[Goal] Repeat each line exactly as it is written.

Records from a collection
— begin —
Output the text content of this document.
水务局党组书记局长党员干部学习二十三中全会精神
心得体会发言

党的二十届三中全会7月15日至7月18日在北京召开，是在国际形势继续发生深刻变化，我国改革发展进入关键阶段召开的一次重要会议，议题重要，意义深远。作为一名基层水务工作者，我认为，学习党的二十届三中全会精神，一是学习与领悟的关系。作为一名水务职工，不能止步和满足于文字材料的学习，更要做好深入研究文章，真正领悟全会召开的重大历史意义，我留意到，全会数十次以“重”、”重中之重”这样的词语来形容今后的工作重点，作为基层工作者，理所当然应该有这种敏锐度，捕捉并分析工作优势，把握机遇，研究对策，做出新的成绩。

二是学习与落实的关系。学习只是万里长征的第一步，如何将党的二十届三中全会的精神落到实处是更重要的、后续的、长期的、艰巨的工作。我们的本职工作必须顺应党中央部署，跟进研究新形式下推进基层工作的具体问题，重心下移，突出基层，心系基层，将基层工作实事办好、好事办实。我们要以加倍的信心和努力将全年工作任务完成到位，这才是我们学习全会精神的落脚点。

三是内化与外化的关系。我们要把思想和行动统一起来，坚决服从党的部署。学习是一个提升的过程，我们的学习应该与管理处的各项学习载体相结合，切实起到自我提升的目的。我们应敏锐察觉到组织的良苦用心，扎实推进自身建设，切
— end —
[In response]
Output the text content of this document.
水务局党组书记局长党员干部学习二十三中全会精神
心得体会发言

党的二十届三中全会7月15日至7月18日在北京召开，是在国际形势继续发生深刻变化，我国改革发展进入关键阶段召开的一次重要会议，议题重要，意义深远。作为一名基层水务工作者，我认为，学习党的二十届三中全会精神，一是学习与领悟的关系。作为一名水务职工，不能止步和满足于文字材料的学习，更要做好深入研究文章，真正领悟全会召开的重大历史意义，我留意到，全会数十次以“重”、”重中之重”这样的词语来形容今后的工作重点，作为基层工作者，理所当然应该有这种敏锐度，捕捉并分析工作优势，把握机遇，研究对策，做出新的成绩。

二是学习与落实的关系。学习只是万里长征的第一步，如何将党的二十届三中全会的精神落到实处是更重要的、后续的、长期的、艰巨的工作。我们的本职工作必须顺应党中央部署，跟进研究新形式下推进基层工作的具体问题，重心下移，突出基层，心系基层，将基层工作实事办好、好事办实。我们要以加倍的信心和努力将全年工作任务完成到位，这才是我们学习全会精神的落脚点。

三是内化与外化的关系。我们要把思想和行动统一起来，坚决服从党的部署。学习是一个提升的过程，我们的学习应该与管理处的各项学习载体相结合，切实起到自我提升的目的。我们应敏锐察觉到组织的良苦用心，扎实推进自身建设，切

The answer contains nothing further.